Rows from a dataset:
* * * * * * *

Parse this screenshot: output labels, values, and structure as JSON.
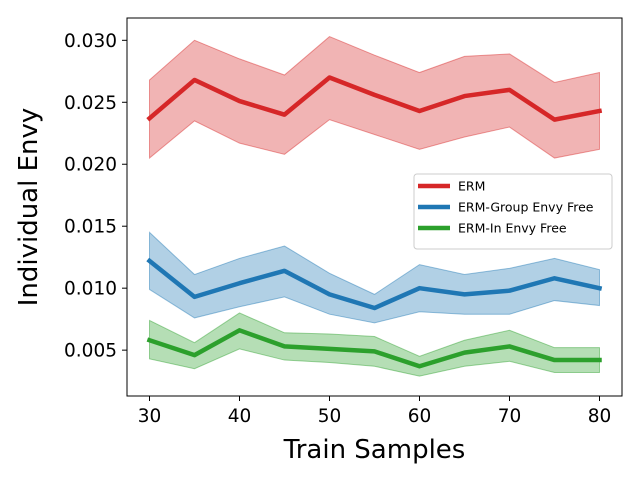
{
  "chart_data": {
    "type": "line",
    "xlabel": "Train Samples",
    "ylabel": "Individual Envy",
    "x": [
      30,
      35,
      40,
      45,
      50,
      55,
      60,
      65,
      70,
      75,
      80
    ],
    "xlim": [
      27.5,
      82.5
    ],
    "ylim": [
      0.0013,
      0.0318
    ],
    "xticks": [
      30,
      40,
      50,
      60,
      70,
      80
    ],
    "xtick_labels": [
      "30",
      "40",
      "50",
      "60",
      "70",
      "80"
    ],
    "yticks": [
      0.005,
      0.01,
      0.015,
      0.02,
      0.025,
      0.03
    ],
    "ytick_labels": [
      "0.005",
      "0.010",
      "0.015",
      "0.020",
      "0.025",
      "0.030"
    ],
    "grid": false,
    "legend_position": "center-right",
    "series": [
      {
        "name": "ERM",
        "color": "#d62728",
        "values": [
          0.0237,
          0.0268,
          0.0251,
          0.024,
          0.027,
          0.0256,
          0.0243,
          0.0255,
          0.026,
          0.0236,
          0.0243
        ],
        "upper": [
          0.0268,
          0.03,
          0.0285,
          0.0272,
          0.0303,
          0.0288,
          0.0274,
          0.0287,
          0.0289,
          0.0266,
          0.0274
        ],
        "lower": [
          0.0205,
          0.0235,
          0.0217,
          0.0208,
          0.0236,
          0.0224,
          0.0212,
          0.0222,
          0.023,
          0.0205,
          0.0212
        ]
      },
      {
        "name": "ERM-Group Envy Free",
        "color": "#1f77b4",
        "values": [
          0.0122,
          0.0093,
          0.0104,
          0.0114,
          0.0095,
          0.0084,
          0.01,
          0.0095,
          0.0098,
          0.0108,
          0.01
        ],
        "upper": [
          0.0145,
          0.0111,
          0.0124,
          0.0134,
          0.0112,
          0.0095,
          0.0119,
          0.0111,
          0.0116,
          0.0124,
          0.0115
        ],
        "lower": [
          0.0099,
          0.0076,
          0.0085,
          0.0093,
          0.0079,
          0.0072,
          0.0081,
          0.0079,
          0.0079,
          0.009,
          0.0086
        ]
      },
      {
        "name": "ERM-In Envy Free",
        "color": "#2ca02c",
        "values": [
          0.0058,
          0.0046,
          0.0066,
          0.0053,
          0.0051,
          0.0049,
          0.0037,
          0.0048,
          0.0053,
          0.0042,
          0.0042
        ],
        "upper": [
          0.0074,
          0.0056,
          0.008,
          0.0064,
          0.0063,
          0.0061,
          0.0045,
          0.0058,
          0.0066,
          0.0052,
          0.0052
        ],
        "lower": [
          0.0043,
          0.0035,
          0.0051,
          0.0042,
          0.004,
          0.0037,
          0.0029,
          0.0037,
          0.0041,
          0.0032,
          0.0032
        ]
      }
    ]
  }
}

* * * * * * *

= Instructions for the task =
Write out all the records again, exactly, minus any pictures.

= Result below =
Parse this screenshot: output labels, values, and structure as JSON.
{
  "chart_data": {
    "type": "line",
    "xlabel": "Train Samples",
    "ylabel": "Individual Envy",
    "x": [
      30,
      35,
      40,
      45,
      50,
      55,
      60,
      65,
      70,
      75,
      80
    ],
    "xlim": [
      27.5,
      82.5
    ],
    "ylim": [
      0.0013,
      0.0318
    ],
    "xticks": [
      30,
      40,
      50,
      60,
      70,
      80
    ],
    "xtick_labels": [
      "30",
      "40",
      "50",
      "60",
      "70",
      "80"
    ],
    "yticks": [
      0.005,
      0.01,
      0.015,
      0.02,
      0.025,
      0.03
    ],
    "ytick_labels": [
      "0.005",
      "0.010",
      "0.015",
      "0.020",
      "0.025",
      "0.030"
    ],
    "grid": false,
    "legend_position": "center-right",
    "series": [
      {
        "name": "ERM",
        "color": "#d62728",
        "values": [
          0.0237,
          0.0268,
          0.0251,
          0.024,
          0.027,
          0.0256,
          0.0243,
          0.0255,
          0.026,
          0.0236,
          0.0243
        ],
        "upper": [
          0.0268,
          0.03,
          0.0285,
          0.0272,
          0.0303,
          0.0288,
          0.0274,
          0.0287,
          0.0289,
          0.0266,
          0.0274
        ],
        "lower": [
          0.0205,
          0.0235,
          0.0217,
          0.0208,
          0.0236,
          0.0224,
          0.0212,
          0.0222,
          0.023,
          0.0205,
          0.0212
        ]
      },
      {
        "name": "ERM-Group Envy Free",
        "color": "#1f77b4",
        "values": [
          0.0122,
          0.0093,
          0.0104,
          0.0114,
          0.0095,
          0.0084,
          0.01,
          0.0095,
          0.0098,
          0.0108,
          0.01
        ],
        "upper": [
          0.0145,
          0.0111,
          0.0124,
          0.0134,
          0.0112,
          0.0095,
          0.0119,
          0.0111,
          0.0116,
          0.0124,
          0.0115
        ],
        "lower": [
          0.0099,
          0.0076,
          0.0085,
          0.0093,
          0.0079,
          0.0072,
          0.0081,
          0.0079,
          0.0079,
          0.009,
          0.0086
        ]
      },
      {
        "name": "ERM-In Envy Free",
        "color": "#2ca02c",
        "values": [
          0.0058,
          0.0046,
          0.0066,
          0.0053,
          0.0051,
          0.0049,
          0.0037,
          0.0048,
          0.0053,
          0.0042,
          0.0042
        ],
        "upper": [
          0.0074,
          0.0056,
          0.008,
          0.0064,
          0.0063,
          0.0061,
          0.0045,
          0.0058,
          0.0066,
          0.0052,
          0.0052
        ],
        "lower": [
          0.0043,
          0.0035,
          0.0051,
          0.0042,
          0.004,
          0.0037,
          0.0029,
          0.0037,
          0.0041,
          0.0032,
          0.0032
        ]
      }
    ]
  }
}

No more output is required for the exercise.